WHAT THE TASK ASKS
Where a line holds the word "color", copy that line.
## Begin ENTRIES SHOWN
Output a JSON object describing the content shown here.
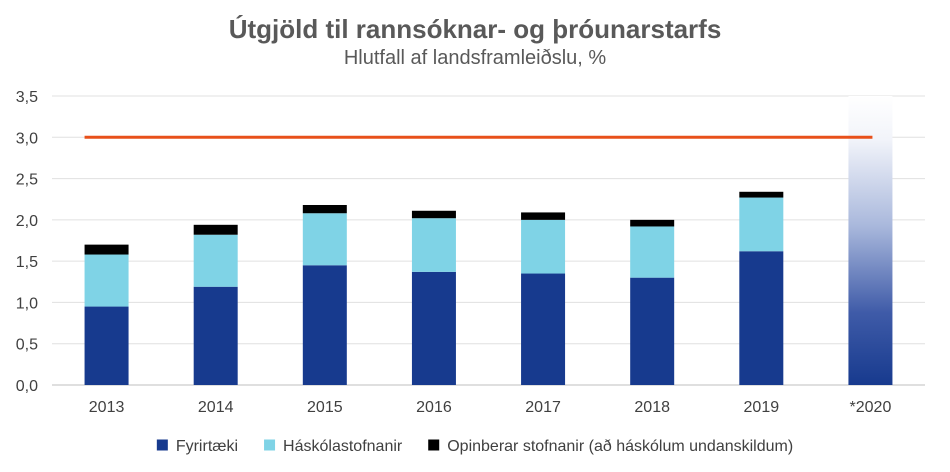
{
  "chart_data": {
    "type": "bar",
    "stacked": true,
    "title": "Útgjöld til rannsóknar- og þróunarstarfs",
    "subtitle": "Hlutfall af landsframleiðslu, %",
    "categories": [
      "2013",
      "2014",
      "2015",
      "2016",
      "2017",
      "2018",
      "2019",
      "*2020"
    ],
    "series": [
      {
        "name": "Fyrirtæki",
        "color": "#173A8E",
        "values": [
          0.95,
          1.19,
          1.45,
          1.37,
          1.35,
          1.3,
          1.62,
          null
        ]
      },
      {
        "name": "Háskólastofnanir",
        "color": "#7FD3E6",
        "values": [
          0.63,
          0.63,
          0.63,
          0.65,
          0.65,
          0.62,
          0.65,
          null
        ]
      },
      {
        "name": "Opinberar stofnanir (að háskólum undanskildum)",
        "color": "#000000",
        "values": [
          0.12,
          0.12,
          0.1,
          0.09,
          0.09,
          0.08,
          0.07,
          null
        ]
      }
    ],
    "estimate_2020": {
      "category": "*2020",
      "total": 3.5,
      "style": "gradient"
    },
    "target_line": {
      "value": 3.0,
      "color": "#E8501A"
    },
    "ylim": [
      0,
      3.5
    ],
    "yticks": [
      "0,0",
      "0,5",
      "1,0",
      "1,5",
      "2,0",
      "2,5",
      "3,0",
      "3,5"
    ],
    "grid": true,
    "legend_position": "bottom"
  }
}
## End ENTRIES SHOWN
THE OUTPUT
        "color": "#173A8E",
        "color": "#7FD3E6",
        "color": "#000000",
      "color": "#E8501A"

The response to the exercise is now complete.